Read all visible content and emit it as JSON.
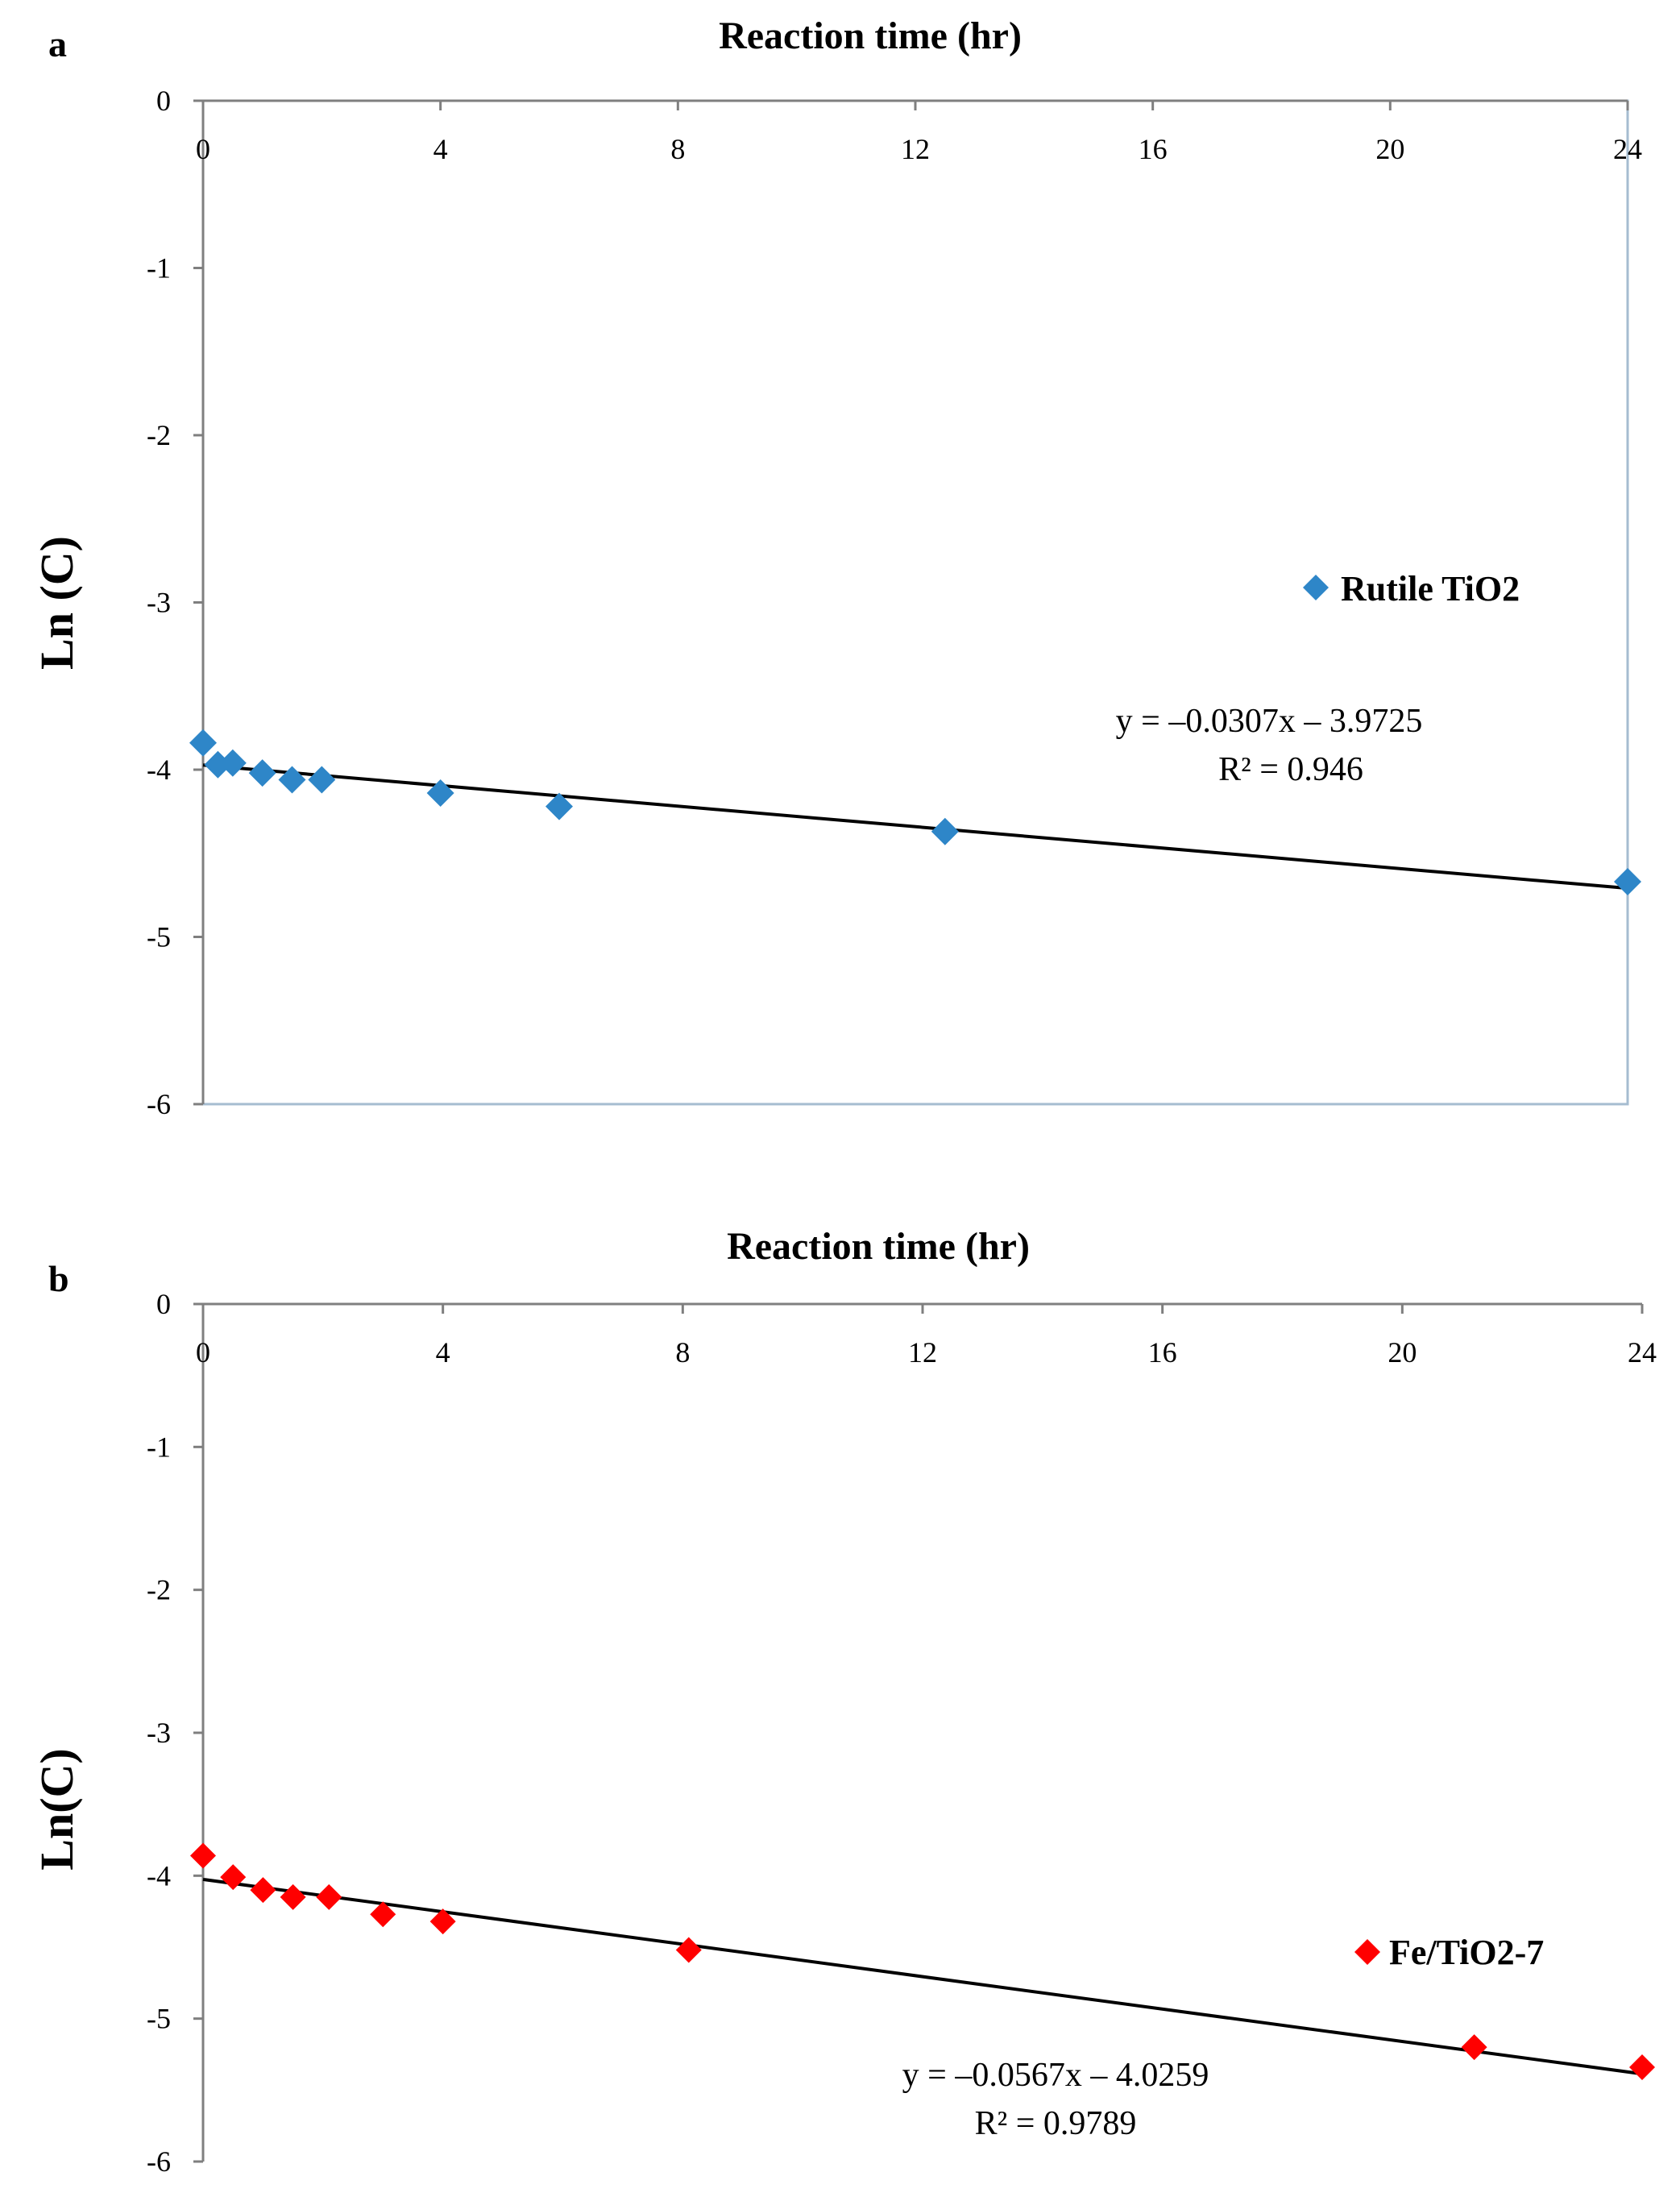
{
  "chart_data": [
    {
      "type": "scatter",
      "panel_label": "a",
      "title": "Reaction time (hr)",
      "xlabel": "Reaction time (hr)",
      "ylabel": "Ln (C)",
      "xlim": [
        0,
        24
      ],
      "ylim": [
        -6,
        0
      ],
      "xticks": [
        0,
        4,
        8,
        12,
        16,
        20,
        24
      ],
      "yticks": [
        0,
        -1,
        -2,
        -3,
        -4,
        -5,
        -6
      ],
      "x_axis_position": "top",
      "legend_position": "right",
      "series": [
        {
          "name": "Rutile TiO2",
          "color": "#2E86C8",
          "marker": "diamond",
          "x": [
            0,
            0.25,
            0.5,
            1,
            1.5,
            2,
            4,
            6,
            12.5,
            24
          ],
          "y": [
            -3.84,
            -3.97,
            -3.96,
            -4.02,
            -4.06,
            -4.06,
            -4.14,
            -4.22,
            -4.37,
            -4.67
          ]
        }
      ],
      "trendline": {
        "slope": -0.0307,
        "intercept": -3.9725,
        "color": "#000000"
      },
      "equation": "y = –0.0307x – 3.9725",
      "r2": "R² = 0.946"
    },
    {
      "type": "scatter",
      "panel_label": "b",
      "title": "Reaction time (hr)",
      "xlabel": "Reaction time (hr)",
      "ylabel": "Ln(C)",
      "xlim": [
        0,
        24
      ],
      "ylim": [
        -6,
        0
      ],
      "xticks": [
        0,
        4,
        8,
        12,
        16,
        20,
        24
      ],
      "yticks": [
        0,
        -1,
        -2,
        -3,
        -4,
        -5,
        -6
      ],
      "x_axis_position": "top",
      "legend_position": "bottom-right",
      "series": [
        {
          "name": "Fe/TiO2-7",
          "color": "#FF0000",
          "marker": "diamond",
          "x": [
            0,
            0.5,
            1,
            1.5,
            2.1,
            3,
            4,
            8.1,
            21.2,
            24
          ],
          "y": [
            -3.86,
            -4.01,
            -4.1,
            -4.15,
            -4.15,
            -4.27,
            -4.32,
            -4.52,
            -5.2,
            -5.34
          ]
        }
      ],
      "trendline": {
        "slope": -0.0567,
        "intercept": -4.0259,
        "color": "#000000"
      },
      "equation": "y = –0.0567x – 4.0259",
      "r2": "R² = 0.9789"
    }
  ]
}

========================

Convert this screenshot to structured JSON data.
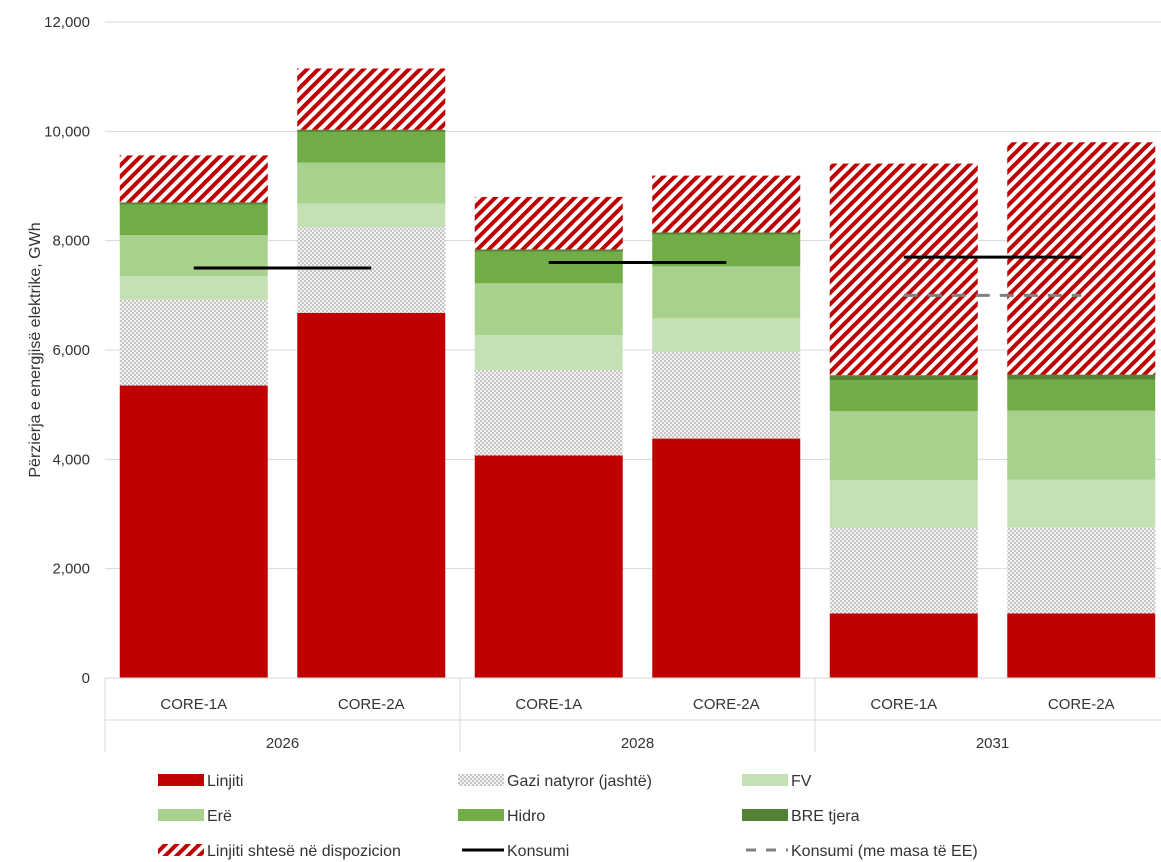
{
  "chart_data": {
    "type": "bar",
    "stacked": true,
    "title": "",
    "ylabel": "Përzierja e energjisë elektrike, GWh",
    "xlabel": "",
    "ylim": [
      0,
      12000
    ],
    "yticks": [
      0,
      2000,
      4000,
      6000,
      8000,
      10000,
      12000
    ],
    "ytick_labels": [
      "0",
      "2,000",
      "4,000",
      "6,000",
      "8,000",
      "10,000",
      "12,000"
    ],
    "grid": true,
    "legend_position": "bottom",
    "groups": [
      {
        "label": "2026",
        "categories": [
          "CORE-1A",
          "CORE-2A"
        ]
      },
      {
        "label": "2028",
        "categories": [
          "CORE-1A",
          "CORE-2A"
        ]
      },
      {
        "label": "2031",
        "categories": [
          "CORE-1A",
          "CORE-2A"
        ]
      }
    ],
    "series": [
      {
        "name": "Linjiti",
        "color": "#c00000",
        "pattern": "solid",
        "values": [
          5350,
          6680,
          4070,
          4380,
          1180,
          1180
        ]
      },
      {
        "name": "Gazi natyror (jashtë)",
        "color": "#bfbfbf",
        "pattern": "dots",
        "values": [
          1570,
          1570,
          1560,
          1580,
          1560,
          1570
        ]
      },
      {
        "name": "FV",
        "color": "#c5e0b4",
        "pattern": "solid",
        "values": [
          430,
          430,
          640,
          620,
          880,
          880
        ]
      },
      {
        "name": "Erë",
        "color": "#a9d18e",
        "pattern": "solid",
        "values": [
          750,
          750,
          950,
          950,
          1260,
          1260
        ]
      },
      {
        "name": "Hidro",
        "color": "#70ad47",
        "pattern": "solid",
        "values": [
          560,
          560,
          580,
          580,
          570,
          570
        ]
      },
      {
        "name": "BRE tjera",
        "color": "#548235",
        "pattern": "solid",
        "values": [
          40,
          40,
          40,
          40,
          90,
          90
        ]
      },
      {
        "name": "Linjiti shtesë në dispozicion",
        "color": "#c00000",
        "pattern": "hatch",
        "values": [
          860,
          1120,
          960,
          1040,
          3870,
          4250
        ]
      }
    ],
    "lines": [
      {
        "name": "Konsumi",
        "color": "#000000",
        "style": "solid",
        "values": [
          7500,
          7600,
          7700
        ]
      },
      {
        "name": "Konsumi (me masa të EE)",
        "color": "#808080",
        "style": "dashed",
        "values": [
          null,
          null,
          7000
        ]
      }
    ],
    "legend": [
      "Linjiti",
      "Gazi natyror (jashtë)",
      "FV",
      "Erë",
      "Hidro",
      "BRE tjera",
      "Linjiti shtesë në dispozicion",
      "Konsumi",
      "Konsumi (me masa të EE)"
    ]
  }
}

========================

Find every line in the listing that holds the string "name", then say how many there are as a bare number.

11